▸ **Problem description**
Determine how many lines in the entries below include "company". The reply should be that number and nothing else.

Data excerpts
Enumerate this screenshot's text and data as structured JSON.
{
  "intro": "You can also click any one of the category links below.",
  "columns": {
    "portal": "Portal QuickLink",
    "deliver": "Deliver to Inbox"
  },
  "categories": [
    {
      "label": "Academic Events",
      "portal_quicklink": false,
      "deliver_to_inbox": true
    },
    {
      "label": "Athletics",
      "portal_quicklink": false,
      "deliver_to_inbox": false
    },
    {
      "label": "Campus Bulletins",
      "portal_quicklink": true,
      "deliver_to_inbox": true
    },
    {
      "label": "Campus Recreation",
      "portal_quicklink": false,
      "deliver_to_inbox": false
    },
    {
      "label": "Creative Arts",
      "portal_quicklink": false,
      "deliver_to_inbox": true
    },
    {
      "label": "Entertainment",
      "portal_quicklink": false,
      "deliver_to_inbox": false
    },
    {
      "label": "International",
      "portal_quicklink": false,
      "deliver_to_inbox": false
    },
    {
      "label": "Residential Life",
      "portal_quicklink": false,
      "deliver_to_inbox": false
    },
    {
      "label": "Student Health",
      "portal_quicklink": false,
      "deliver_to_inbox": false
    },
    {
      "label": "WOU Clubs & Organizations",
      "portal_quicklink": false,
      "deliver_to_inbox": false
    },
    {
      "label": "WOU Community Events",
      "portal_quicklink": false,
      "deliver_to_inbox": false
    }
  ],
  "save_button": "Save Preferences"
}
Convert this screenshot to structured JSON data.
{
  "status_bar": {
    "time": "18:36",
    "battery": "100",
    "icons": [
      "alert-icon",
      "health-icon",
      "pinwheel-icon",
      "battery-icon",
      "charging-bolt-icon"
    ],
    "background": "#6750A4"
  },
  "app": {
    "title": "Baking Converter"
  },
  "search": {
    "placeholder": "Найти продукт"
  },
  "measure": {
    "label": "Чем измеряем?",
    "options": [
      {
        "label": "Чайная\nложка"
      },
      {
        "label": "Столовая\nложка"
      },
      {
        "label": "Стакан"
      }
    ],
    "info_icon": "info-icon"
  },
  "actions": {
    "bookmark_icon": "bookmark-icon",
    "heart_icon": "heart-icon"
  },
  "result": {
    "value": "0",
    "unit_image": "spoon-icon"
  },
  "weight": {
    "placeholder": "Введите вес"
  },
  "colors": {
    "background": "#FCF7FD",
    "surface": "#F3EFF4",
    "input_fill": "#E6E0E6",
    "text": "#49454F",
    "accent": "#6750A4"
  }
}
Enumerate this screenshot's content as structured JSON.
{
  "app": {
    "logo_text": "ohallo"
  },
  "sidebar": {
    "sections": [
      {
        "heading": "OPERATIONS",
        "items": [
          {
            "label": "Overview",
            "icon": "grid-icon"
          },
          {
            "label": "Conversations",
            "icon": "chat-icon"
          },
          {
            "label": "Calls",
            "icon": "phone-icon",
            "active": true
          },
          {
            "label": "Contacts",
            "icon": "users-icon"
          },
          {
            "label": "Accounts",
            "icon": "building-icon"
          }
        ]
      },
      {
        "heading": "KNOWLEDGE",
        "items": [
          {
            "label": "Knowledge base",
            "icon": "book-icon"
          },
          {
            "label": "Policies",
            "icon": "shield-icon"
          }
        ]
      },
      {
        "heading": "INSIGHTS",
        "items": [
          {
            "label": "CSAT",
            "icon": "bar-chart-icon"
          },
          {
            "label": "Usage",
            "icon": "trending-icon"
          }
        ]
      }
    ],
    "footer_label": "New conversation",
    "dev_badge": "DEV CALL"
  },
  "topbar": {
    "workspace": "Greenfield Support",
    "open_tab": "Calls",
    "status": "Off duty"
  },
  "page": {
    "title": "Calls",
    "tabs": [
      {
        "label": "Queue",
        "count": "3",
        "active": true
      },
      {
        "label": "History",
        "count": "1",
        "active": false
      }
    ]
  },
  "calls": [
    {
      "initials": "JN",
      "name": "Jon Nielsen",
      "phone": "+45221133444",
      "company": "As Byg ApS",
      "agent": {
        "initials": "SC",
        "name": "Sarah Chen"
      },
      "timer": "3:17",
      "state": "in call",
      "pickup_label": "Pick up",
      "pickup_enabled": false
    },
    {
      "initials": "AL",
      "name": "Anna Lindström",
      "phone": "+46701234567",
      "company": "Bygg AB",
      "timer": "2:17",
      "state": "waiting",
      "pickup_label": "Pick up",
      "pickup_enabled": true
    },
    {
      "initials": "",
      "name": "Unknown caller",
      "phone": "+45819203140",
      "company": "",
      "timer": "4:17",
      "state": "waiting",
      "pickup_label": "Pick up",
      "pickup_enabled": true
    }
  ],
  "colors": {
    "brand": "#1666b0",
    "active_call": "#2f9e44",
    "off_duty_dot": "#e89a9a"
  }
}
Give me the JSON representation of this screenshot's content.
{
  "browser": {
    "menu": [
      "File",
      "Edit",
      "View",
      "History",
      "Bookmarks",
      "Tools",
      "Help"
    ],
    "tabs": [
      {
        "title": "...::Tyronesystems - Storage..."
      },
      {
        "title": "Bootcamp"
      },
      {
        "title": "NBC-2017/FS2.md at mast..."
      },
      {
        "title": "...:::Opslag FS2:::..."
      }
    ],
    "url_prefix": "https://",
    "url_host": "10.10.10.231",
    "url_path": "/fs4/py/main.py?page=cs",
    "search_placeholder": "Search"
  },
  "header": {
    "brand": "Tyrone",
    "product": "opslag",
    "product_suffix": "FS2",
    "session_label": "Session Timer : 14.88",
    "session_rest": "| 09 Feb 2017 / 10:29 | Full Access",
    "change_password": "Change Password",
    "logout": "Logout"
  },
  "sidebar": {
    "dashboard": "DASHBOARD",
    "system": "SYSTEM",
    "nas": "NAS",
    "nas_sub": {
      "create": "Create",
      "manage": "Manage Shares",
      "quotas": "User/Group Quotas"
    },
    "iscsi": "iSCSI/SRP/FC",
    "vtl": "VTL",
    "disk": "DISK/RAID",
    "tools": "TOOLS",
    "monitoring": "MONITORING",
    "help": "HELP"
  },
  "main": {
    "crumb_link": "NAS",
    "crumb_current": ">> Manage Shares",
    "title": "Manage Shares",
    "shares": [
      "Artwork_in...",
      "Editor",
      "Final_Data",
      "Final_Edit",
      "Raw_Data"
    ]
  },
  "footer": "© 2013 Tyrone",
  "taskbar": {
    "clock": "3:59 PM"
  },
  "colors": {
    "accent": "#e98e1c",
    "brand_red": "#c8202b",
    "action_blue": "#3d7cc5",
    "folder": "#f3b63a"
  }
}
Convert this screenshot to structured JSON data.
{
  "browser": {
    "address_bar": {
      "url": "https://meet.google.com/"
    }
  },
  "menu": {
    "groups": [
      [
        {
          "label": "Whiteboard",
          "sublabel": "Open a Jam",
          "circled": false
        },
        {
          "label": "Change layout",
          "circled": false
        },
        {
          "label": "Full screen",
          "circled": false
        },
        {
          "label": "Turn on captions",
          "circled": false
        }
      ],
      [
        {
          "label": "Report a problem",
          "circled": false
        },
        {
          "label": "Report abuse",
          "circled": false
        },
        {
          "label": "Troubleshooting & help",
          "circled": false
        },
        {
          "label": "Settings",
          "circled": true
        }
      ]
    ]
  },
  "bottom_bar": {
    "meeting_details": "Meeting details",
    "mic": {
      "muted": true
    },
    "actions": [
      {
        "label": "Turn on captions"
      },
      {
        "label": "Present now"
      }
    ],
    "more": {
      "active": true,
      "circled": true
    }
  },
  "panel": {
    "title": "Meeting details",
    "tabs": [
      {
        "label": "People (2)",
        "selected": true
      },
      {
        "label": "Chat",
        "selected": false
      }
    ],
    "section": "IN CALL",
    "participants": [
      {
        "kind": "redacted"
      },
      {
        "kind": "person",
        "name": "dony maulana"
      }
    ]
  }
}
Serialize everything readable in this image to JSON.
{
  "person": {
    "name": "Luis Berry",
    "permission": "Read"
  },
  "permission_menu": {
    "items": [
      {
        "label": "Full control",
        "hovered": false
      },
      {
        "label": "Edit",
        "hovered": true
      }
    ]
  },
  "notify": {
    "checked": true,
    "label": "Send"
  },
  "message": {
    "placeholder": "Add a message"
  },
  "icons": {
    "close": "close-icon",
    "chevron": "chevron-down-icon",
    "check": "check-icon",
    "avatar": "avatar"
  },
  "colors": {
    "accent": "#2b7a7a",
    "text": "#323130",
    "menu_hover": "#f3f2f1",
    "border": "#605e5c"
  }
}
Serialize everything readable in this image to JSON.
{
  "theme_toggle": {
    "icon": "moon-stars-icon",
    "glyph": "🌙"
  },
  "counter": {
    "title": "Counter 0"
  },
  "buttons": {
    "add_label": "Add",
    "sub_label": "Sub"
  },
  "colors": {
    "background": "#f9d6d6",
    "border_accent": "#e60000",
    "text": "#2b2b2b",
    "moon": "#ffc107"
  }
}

▸ **Problem solution**
3